§ Written request: Give every line of the material again, exactly as written.

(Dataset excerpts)
● ● ●
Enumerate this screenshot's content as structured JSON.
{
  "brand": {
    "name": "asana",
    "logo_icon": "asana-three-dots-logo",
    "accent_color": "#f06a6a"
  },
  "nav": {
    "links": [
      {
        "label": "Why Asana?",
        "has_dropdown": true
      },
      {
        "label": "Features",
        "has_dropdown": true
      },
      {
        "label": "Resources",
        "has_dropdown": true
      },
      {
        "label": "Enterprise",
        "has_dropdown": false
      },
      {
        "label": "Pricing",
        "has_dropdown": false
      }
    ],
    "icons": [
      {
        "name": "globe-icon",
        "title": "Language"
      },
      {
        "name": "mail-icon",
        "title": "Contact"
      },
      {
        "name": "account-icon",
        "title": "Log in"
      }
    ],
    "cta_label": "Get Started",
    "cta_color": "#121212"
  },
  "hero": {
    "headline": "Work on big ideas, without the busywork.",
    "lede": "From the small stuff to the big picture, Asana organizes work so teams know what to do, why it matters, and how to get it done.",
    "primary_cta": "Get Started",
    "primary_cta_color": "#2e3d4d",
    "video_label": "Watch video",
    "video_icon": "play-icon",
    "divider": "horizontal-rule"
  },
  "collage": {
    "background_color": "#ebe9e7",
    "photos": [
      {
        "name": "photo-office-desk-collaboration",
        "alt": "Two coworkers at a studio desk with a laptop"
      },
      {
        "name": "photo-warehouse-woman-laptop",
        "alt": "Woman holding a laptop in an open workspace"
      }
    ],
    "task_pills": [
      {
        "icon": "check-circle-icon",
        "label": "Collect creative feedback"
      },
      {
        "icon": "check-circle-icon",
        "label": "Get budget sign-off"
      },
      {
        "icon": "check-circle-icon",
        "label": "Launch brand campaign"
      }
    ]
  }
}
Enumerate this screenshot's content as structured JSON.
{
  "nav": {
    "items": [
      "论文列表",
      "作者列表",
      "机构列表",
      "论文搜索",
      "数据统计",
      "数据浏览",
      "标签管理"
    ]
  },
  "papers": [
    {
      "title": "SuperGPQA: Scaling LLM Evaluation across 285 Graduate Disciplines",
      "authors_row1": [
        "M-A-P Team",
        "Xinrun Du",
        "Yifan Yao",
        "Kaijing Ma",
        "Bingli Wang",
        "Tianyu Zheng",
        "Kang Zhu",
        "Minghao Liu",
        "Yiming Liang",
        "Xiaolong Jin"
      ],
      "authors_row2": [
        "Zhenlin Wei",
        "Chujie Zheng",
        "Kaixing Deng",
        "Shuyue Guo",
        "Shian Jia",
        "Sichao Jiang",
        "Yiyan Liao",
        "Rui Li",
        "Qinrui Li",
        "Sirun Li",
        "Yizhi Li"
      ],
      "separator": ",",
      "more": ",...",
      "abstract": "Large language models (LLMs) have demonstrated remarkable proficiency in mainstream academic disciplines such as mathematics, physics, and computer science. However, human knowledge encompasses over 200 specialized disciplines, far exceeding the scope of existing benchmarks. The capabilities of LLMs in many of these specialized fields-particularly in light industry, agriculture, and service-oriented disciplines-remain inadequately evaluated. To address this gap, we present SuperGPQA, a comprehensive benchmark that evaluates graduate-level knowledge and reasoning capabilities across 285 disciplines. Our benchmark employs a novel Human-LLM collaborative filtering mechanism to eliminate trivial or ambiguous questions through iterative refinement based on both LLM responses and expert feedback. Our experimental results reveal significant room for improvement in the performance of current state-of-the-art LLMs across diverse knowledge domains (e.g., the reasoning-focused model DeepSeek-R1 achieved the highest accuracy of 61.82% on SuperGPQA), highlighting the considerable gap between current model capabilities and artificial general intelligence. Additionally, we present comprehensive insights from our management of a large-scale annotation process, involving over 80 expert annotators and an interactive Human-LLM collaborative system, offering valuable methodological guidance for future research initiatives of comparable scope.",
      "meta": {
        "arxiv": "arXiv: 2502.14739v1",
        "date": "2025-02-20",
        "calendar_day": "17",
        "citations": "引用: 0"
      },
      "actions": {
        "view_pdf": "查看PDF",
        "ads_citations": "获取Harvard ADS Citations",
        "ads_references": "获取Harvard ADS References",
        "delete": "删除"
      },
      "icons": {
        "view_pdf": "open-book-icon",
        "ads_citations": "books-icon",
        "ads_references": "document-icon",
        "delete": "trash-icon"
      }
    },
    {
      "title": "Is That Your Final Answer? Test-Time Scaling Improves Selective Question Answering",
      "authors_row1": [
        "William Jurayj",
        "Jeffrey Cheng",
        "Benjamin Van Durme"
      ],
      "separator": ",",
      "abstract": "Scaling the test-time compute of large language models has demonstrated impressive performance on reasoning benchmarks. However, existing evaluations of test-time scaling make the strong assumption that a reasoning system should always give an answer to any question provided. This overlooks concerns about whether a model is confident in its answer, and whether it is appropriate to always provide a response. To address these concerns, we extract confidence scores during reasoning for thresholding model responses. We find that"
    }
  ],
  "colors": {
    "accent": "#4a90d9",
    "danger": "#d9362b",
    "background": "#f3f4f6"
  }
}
● ● ●
§ Solution to this task:
Enumerate this screenshot's content as structured JSON.
{
  "brand": {
    "name": "asana",
    "logo_icon": "asana-three-dots-logo",
    "accent_color": "#f06a6a"
  },
  "nav": {
    "links": [
      {
        "label": "Why Asana?",
        "has_dropdown": true
      },
      {
        "label": "Features",
        "has_dropdown": true
      },
      {
        "label": "Resources",
        "has_dropdown": true
      },
      {
        "label": "Enterprise",
        "has_dropdown": false
      },
      {
        "label": "Pricing",
        "has_dropdown": false
      }
    ],
    "icons": [
      {
        "name": "globe-icon",
        "title": "Language"
      },
      {
        "name": "mail-icon",
        "title": "Contact"
      },
      {
        "name": "account-icon",
        "title": "Log in"
      }
    ],
    "cta_label": "Get Started",
    "cta_color": "#121212"
  },
  "hero": {
    "headline": "Work on big ideas, without the busywork.",
    "lede": "From the small stuff to the big picture, Asana organizes work so teams know what to do, why it matters, and how to get it done.",
    "primary_cta": "Get Started",
    "primary_cta_color": "#2e3d4d",
    "video_label": "Watch video",
    "video_icon": "play-icon",
    "divider": "horizontal-rule"
  },
  "collage": {
    "background_color": "#ebe9e7",
    "photos": [
      {
        "name": "photo-office-desk-collaboration",
        "alt": "Two coworkers at a studio desk with a laptop"
      },
      {
        "name": "photo-warehouse-woman-laptop",
        "alt": "Woman holding a laptop in an open workspace"
      }
    ],
    "task_pills": [
      {
        "icon": "check-circle-icon",
        "label": "Collect creative feedback"
      },
      {
        "icon": "check-circle-icon",
        "label": "Get budget sign-off"
      },
      {
        "icon": "check-circle-icon",
        "label": "Launch brand campaign"
      }
    ]
  }
}
Enumerate this screenshot's content as structured JSON.
{
  "nav": {
    "items": [
      "论文列表",
      "作者列表",
      "机构列表",
      "论文搜索",
      "数据统计",
      "数据浏览",
      "标签管理"
    ]
  },
  "papers": [
    {
      "title": "SuperGPQA: Scaling LLM Evaluation across 285 Graduate Disciplines",
      "authors_row1": [
        "M-A-P Team",
        "Xinrun Du",
        "Yifan Yao",
        "Kaijing Ma",
        "Bingli Wang",
        "Tianyu Zheng",
        "Kang Zhu",
        "Minghao Liu",
        "Yiming Liang",
        "Xiaolong Jin"
      ],
      "authors_row2": [
        "Zhenlin Wei",
        "Chujie Zheng",
        "Kaixing Deng",
        "Shuyue Guo",
        "Shian Jia",
        "Sichao Jiang",
        "Yiyan Liao",
        "Rui Li",
        "Qinrui Li",
        "Sirun Li",
        "Yizhi Li"
      ],
      "separator": ",",
      "more": ",...",
      "abstract": "Large language models (LLMs) have demonstrated remarkable proficiency in mainstream academic disciplines such as mathematics, physics, and computer science. However, human knowledge encompasses over 200 specialized disciplines, far exceeding the scope of existing benchmarks. The capabilities of LLMs in many of these specialized fields-particularly in light industry, agriculture, and service-oriented disciplines-remain inadequately evaluated. To address this gap, we present SuperGPQA, a comprehensive benchmark that evaluates graduate-level knowledge and reasoning capabilities across 285 disciplines. Our benchmark employs a novel Human-LLM collaborative filtering mechanism to eliminate trivial or ambiguous questions through iterative refinement based on both LLM responses and expert feedback. Our experimental results reveal significant room for improvement in the performance of current state-of-the-art LLMs across diverse knowledge domains (e.g., the reasoning-focused model DeepSeek-R1 achieved the highest accuracy of 61.82% on SuperGPQA), highlighting the considerable gap between current model capabilities and artificial general intelligence. Additionally, we present comprehensive insights from our management of a large-scale annotation process, involving over 80 expert annotators and an interactive Human-LLM collaborative system, offering valuable methodological guidance for future research initiatives of comparable scope.",
      "meta": {
        "arxiv": "arXiv: 2502.14739v1",
        "date": "2025-02-20",
        "calendar_day": "17",
        "citations": "引用: 0"
      },
      "actions": {
        "view_pdf": "查看PDF",
        "ads_citations": "获取Harvard ADS Citations",
        "ads_references": "获取Harvard ADS References",
        "delete": "删除"
      },
      "icons": {
        "view_pdf": "open-book-icon",
        "ads_citations": "books-icon",
        "ads_references": "document-icon",
        "delete": "trash-icon"
      }
    },
    {
      "title": "Is That Your Final Answer? Test-Time Scaling Improves Selective Question Answering",
      "authors_row1": [
        "William Jurayj",
        "Jeffrey Cheng",
        "Benjamin Van Durme"
      ],
      "separator": ",",
      "abstract": "Scaling the test-time compute of large language models has demonstrated impressive performance on reasoning benchmarks. However, existing evaluations of test-time scaling make the strong assumption that a reasoning system should always give an answer to any question provided. This overlooks concerns about whether a model is confident in its answer, and whether it is appropriate to always provide a response. To address these concerns, we extract confidence scores during reasoning for thresholding model responses. We find that"
    }
  ],
  "colors": {
    "accent": "#4a90d9",
    "danger": "#d9362b",
    "background": "#f3f4f6"
  }
}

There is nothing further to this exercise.